Extracted information:
════
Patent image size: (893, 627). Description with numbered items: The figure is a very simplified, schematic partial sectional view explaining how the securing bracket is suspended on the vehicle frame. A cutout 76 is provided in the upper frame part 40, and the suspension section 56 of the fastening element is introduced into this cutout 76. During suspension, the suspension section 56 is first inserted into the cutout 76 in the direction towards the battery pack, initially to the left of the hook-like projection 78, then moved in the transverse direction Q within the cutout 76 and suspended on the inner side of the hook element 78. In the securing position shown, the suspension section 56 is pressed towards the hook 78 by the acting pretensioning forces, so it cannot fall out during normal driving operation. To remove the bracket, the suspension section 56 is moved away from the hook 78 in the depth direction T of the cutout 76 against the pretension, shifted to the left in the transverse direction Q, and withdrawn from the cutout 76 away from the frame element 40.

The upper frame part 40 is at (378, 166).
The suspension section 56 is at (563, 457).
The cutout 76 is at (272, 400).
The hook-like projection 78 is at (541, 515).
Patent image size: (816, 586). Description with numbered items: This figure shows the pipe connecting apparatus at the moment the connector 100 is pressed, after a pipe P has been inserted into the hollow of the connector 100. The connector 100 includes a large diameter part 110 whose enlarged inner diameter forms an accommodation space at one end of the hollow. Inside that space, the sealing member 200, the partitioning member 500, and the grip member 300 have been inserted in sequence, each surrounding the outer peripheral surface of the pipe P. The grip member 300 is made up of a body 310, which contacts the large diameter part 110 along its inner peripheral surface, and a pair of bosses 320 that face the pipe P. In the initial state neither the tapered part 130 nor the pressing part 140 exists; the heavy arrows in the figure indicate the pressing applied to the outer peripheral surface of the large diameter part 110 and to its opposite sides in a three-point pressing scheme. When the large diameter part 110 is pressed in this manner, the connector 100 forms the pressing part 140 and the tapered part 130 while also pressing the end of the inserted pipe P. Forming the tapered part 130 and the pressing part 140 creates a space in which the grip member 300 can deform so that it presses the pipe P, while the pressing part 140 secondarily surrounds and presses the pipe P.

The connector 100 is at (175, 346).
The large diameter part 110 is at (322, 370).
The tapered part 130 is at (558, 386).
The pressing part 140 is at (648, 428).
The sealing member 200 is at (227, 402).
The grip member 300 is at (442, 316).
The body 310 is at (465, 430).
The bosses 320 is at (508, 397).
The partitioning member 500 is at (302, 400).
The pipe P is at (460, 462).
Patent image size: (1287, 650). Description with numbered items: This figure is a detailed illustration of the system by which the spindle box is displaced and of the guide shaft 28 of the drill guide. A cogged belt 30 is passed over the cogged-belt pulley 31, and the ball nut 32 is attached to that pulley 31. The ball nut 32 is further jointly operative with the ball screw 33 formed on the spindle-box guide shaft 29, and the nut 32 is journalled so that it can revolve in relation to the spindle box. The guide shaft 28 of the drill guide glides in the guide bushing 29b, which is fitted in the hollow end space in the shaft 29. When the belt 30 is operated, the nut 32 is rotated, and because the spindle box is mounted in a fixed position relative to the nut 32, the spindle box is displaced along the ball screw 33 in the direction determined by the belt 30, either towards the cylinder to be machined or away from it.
════
Your objective:
Rewrite the items above, putting "Description with labeled parts" wherever "Description with numbered items" appears and leaving everything else unchanged.

Response to the task:
Patent image size: (893, 627). Description with labeled parts: The figure is a very simplified, schematic partial sectional view explaining how the securing bracket is suspended on the vehicle frame. A cutout 76 is provided in the upper frame part 40, and the suspension section 56 of the fastening element is introduced into this cutout 76. During suspension, the suspension section 56 is first inserted into the cutout 76 in the direction towards the battery pack, initially to the left of the hook-like projection 78, then moved in the transverse direction Q within the cutout 76 and suspended on the inner side of the hook element 78. In the securing position shown, the suspension section 56 is pressed towards the hook 78 by the acting pretensioning forces, so it cannot fall out during normal driving operation. To remove the bracket, the suspension section 56 is moved away from the hook 78 in the depth direction T of the cutout 76 against the pretension, shifted to the left in the transverse direction Q, and withdrawn from the cutout 76 away from the frame element 40.

The upper frame part 40 is at (378, 166).
The suspension section 56 is at (563, 457).
The cutout 76 is at (272, 400).
The hook-like projection 78 is at (541, 515).
Patent image size: (816, 586). Description with labeled parts: This figure shows the pipe connecting apparatus at the moment the connector 100 is pressed, after a pipe P has been inserted into the hollow of the connector 100. The connector 100 includes a large diameter part 110 whose enlarged inner diameter forms an accommodation space at one end of the hollow. Inside that space, the sealing member 200, the partitioning member 500, and the grip member 300 have been inserted in sequence, each surrounding the outer peripheral surface of the pipe P. The grip member 300 is made up of a body 310, which contacts the large diameter part 110 along its inner peripheral surface, and a pair of bosses 320 that face the pipe P. In the initial state neither the tapered part 130 nor the pressing part 140 exists; the heavy arrows in the figure indicate the pressing applied to the outer peripheral surface of the large diameter part 110 and to its opposite sides in a three-point pressing scheme. When the large diameter part 110 is pressed in this manner, the connector 100 forms the pressing part 140 and the tapered part 130 while also pressing the end of the inserted pipe P. Forming the tapered part 130 and the pressing part 140 creates a space in which the grip member 300 can deform so that it presses the pipe P, while the pressing part 140 secondarily surrounds and presses the pipe P.

The connector 100 is at (175, 346).
The large diameter part 110 is at (322, 370).
The tapered part 130 is at (558, 386).
The pressing part 140 is at (648, 428).
The sealing member 200 is at (227, 402).
The grip member 300 is at (442, 316).
The body 310 is at (465, 430).
The bosses 320 is at (508, 397).
The partitioning member 500 is at (302, 400).
The pipe P is at (460, 462).
Patent image size: (1287, 650). Description with labeled parts: This figure is a detailed illustration of the system by which the spindle box is displaced and of the guide shaft 28 of the drill guide. A cogged belt 30 is passed over the cogged-belt pulley 31, and the ball nut 32 is attached to that pulley 31. The ball nut 32 is further jointly operative with the ball screw 33 formed on the spindle-box guide shaft 29, and the nut 32 is journalled so that it can revolve in relation to the spindle box. The guide shaft 28 of the drill guide glides in the guide bushing 29b, which is fitted in the hollow end space in the shaft 29. When the belt 30 is operated, the nut 32 is rotated, and because the spindle box is mounted in a fixed position relative to the nut 32, the spindle box is displaced along the ball screw 33 in the direction determined by the belt 30, either towards the cylinder to be machined or away from it.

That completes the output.